Dataset entries:
====================
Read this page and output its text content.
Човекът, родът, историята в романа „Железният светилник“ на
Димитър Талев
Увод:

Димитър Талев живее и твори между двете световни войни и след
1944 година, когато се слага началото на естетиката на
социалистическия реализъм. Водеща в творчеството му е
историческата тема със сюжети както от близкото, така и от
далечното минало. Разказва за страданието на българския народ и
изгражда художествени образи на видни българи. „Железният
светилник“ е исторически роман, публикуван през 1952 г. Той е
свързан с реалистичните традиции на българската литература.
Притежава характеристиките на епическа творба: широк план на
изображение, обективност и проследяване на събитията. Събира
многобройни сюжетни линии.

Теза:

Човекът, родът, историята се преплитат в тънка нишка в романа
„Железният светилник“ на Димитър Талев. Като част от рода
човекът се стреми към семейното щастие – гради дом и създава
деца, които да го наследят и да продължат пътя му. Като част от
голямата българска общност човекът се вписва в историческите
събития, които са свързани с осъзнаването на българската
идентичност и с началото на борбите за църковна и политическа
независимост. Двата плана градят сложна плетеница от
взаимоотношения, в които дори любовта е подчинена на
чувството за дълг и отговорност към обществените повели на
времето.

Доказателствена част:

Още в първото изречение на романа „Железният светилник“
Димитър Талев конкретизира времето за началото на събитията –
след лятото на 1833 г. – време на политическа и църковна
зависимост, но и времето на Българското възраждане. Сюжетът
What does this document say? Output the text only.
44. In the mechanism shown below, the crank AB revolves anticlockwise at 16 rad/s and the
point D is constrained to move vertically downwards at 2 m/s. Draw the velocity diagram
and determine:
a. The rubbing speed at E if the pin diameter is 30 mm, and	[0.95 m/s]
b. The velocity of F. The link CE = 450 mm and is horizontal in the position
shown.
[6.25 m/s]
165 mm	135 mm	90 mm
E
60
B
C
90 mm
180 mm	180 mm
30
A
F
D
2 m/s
====================
§ **Stated exercise**
Write the complete data out, exactly as above.

§ **Written solution**
Read this page and output its text content.
Човекът, родът, историята в романа „Железният светилник“ на
Димитър Талев
Увод:

Димитър Талев живее и твори между двете световни войни и след
1944 година, когато се слага началото на естетиката на
социалистическия реализъм. Водеща в творчеството му е
историческата тема със сюжети както от близкото, така и от
далечното минало. Разказва за страданието на българския народ и
изгражда художествени образи на видни българи. „Железният
светилник“ е исторически роман, публикуван през 1952 г. Той е
свързан с реалистичните традиции на българската литература.
Притежава характеристиките на епическа творба: широк план на
изображение, обективност и проследяване на събитията. Събира
многобройни сюжетни линии.

Теза:

Човекът, родът, историята се преплитат в тънка нишка в романа
„Железният светилник“ на Димитър Талев. Като част от рода
човекът се стреми към семейното щастие – гради дом и създава
деца, които да го наследят и да продължат пътя му. Като част от
голямата българска общност човекът се вписва в историческите
събития, които са свързани с осъзнаването на българската
идентичност и с началото на борбите за църковна и политическа
независимост. Двата плана градят сложна плетеница от
взаимоотношения, в които дори любовта е подчинена на
чувството за дълг и отговорност към обществените повели на
времето.

Доказателствена част:

Още в първото изречение на романа „Железният светилник“
Димитър Талев конкретизира времето за началото на събитията –
след лятото на 1833 г. – време на политическа и църковна
зависимост, но и времето на Българското възраждане. Сюжетът
What does this document say? Output the text only.
44. In the mechanism shown below, the crank AB revolves anticlockwise at 16 rad/s and the
point D is constrained to move vertically downwards at 2 m/s. Draw the velocity diagram
and determine:
a. The rubbing speed at E if the pin diameter is 30 mm, and	[0.95 m/s]
b. The velocity of F. The link CE = 450 mm and is horizontal in the position
shown.
[6.25 m/s]
165 mm	135 mm	90 mm
E
60
B
C
90 mm
180 mm	180 mm
30
A
F
D
2 m/s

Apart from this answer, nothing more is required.